Arbeitsauftrag A:
Schreibe aus dem Text über die Burg Lede den Abschnitt wortgetreu ab: Beginne bei den Worten "Auch die Burg" und ende nach den Worten "einen Weinhandel betreibt.".
Arbeitsauftrag B:
Nenne alle Fließgewässer, die im Text über die Burg Lede namentlich vorkommen.

Zitierter Abschnitt:
----
Beueler Impressionen
Die Burg Lede
Auf diesen Fotos ist der Wassergraben um die Burg Lede endlich wieder einmal gefüllt. Die Aufnahmen wurden nämlich in einer Phase langandauernden hohen Wasserstands des Rheines gemacht und dann steigt auch das Grundwasser in den alten Flussarmen. (Nach diesem sogenannten Muchewasser war daher früher auch das Lokal gegenüber dem Beueler Hochbunker benannt.) Die Burg Lede steht in der deutlich erkennbaren Senke zwischen Geislar und Vilich. Der Vilicher Bach, der direkt neben der Burg durch diese Senke fließt und den Burggraben versorgen soll, schafft das seit ein paar Jahren nicht mehr.Die Senke zwischen Vilich und Geislar bildete vor dem Deichbau an Rhein und Sieg eine Ausdehnungsfläche für das Hochwasser. Und wenn unsere Vorfahren auch so schlau waren, im allgemeinen nicht in derartigen Überflutungsgebieten, sondern nur auf den Hügeln zu bauen, so haben sie damit doch nicht verhindert, dass die damalige Vilicher Pfarrkirche St. Paulus, die an der Nordkante des Vilicher Hügels stand, im Jahre 1765 vom Hochwasser unterspült und zum Einsturz gebracht wurde. Erst hernach wurde St. Peter die Pfarrkirche von Vilich, während sie zuvor dem Stift vorbehalten war.
Auch die Burg Lede hat eine wechselvolle Geschichte hinter sich. Denn was uns dort so echt mittelalterlich anmutet, stammt in Wahrheit aus dem vorigen Jahrhundert. Im Jahre 1904 kaufte der Hüttenwerksdirektor Weinlig die ruinöse Anlage, die er in die heutige Gestalt brachte. Erst seither trägt die Burg den uns geläufigen Name, der auf die feuchte Senke hindeuten soll. Zuvor hatte die Burg im Laufe der Zeit immer wieder mit den jeweiligen Eigentümern auch ihren Namen gewechselt. Sie war in diversen kriegerischen Auseinandersetzungen arg mitgenommen und schließlich unbewohnbar geworden.
Heute wird die Burg vom Freiherrn von Loe gepflegt, der sie gerne für Veranstaltungen zur Verfügung stellt und dort einen Weinhandel betreibt.
----
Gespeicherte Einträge
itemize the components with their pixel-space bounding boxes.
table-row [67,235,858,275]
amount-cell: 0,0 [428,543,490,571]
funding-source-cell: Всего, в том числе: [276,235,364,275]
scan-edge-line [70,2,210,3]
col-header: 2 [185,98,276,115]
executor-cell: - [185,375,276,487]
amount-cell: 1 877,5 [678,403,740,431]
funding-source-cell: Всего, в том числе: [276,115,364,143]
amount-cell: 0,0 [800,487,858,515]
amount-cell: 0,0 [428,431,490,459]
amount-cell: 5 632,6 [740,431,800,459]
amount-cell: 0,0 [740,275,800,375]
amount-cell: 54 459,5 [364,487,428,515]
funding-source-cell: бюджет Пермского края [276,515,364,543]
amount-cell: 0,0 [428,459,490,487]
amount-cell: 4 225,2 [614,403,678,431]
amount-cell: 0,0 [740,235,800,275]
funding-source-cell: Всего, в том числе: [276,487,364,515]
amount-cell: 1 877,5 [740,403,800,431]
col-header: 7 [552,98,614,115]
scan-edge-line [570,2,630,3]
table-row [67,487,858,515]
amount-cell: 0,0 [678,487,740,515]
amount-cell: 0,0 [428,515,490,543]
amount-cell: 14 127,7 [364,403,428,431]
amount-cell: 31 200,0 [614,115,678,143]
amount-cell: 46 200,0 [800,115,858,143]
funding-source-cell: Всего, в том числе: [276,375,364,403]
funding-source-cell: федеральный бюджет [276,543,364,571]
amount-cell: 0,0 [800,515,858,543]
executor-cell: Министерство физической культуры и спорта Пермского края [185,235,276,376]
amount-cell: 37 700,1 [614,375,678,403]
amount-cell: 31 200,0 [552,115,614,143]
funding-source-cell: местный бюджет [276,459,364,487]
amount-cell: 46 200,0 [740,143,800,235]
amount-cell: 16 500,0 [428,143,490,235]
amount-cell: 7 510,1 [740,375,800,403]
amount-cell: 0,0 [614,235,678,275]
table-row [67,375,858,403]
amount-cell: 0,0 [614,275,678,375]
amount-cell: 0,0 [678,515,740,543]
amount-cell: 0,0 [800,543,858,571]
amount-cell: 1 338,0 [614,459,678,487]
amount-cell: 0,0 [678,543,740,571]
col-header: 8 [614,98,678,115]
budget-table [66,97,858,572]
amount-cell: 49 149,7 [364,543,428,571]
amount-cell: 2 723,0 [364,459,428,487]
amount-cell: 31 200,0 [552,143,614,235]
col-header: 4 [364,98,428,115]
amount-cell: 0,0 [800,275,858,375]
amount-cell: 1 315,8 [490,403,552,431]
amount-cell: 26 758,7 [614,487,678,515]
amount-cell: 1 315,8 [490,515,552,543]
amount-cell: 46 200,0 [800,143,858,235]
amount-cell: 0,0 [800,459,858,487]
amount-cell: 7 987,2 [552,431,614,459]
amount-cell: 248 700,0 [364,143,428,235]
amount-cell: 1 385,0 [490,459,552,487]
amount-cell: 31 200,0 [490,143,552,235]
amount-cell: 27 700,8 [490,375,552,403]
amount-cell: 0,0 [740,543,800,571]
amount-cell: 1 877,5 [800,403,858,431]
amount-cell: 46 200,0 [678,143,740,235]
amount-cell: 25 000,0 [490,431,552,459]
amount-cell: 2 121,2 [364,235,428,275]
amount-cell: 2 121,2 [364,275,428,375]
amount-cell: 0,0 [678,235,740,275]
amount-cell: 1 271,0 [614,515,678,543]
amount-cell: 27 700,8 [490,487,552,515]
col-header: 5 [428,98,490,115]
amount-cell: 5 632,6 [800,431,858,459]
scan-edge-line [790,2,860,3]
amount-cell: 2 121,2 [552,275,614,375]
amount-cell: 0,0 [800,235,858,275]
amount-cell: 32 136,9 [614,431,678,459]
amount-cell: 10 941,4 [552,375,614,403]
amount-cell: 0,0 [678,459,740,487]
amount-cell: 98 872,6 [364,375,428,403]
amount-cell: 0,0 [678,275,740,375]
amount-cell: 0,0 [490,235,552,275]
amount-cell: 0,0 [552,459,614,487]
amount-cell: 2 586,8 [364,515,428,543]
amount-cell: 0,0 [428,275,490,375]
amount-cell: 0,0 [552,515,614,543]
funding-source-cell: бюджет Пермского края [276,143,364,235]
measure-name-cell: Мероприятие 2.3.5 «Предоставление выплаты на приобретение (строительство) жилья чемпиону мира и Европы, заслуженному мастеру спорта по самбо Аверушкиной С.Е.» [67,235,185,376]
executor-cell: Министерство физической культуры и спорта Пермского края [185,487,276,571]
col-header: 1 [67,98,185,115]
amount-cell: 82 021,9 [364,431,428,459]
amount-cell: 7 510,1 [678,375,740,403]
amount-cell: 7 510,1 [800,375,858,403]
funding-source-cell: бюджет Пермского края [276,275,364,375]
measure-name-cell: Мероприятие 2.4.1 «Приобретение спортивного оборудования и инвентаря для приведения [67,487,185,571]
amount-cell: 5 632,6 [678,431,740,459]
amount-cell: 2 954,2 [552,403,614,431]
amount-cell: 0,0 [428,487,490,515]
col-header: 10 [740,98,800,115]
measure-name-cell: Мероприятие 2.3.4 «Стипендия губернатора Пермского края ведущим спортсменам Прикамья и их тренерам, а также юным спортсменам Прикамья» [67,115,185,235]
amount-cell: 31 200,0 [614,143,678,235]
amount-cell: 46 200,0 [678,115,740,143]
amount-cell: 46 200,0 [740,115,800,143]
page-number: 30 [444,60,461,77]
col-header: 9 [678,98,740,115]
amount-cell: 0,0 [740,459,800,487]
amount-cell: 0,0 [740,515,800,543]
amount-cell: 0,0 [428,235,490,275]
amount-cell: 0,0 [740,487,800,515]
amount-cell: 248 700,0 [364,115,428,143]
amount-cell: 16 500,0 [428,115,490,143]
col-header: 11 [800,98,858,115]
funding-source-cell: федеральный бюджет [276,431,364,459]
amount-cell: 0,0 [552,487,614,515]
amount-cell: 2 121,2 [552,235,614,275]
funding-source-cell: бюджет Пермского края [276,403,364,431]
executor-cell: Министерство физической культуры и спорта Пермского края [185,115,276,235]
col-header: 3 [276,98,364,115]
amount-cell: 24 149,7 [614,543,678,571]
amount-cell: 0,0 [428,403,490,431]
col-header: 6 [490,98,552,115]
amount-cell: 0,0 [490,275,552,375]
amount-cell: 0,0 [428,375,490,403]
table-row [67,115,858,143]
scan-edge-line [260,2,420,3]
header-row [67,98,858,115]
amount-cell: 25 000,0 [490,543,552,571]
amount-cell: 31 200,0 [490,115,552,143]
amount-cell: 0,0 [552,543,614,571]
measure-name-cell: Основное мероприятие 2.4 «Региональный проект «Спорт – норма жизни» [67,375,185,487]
----
Ausgabe A:
Auch die Burg Lede hat eine wechselvolle Geschichte hinter sich. Denn was uns dort so echt mittelalterlich anmutet, stammt in Wahrheit aus dem vorigen Jahrhundert. Im Jahre 1904 kaufte der Hüttenwerksdirektor Weinlig die ruinöse Anlage, die er in die heutige Gestalt brachte. Erst seither trägt die Burg den uns geläufigen Name, der auf die feuchte Senke hindeuten soll. Zuvor hatte die Burg im Laufe der Zeit immer wieder mit den jeweiligen Eigentümern auch ihren Namen gewechselt. Sie war in diversen kriegerischen Auseinandersetzungen arg mitgenommen und schließlich unbewohnbar geworden.
Heute wird die Burg vom Freiherrn von Loe gepflegt, der sie gerne für Veranstaltungen zur Verfügung stellt und dort einen Weinhandel betreibt.

Ausgabe B:
Rhein, Sieg, Vilicher Bach